→ **What the task requires**:
Scan the data beneath this task and copy each line that includes "kostkou".

(Dataset excerpt)
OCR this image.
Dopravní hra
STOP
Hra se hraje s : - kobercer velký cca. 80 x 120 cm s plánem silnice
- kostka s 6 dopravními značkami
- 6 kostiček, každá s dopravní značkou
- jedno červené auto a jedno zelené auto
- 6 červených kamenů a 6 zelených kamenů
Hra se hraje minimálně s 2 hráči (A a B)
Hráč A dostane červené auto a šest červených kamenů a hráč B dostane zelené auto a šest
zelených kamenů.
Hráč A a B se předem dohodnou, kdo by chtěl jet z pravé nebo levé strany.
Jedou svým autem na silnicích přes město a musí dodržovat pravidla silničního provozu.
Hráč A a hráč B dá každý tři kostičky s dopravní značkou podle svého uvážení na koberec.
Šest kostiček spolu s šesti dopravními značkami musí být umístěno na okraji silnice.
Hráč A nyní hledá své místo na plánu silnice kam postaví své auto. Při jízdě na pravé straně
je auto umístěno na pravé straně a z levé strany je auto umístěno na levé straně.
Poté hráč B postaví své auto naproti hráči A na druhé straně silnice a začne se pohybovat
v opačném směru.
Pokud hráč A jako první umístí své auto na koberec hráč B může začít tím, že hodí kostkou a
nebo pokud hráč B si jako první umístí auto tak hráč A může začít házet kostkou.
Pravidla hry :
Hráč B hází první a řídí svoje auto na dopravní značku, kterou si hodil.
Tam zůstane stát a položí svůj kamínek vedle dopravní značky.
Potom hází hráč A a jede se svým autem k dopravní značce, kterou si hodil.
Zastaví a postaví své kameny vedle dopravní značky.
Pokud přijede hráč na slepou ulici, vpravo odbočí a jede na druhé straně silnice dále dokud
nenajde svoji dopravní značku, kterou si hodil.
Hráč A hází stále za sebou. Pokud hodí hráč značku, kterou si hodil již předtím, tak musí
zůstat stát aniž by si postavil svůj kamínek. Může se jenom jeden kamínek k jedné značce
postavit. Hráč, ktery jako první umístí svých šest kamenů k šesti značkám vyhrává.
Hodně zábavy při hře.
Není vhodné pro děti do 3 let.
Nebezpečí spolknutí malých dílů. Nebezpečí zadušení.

→ **Written solution**:
Pokud hráč A jako první umístí své auto na koberec hráč B může začít tím, že hodí kostkou a
nebo pokud hráč B si jako první umístí auto tak hráč A může začít házet kostkou.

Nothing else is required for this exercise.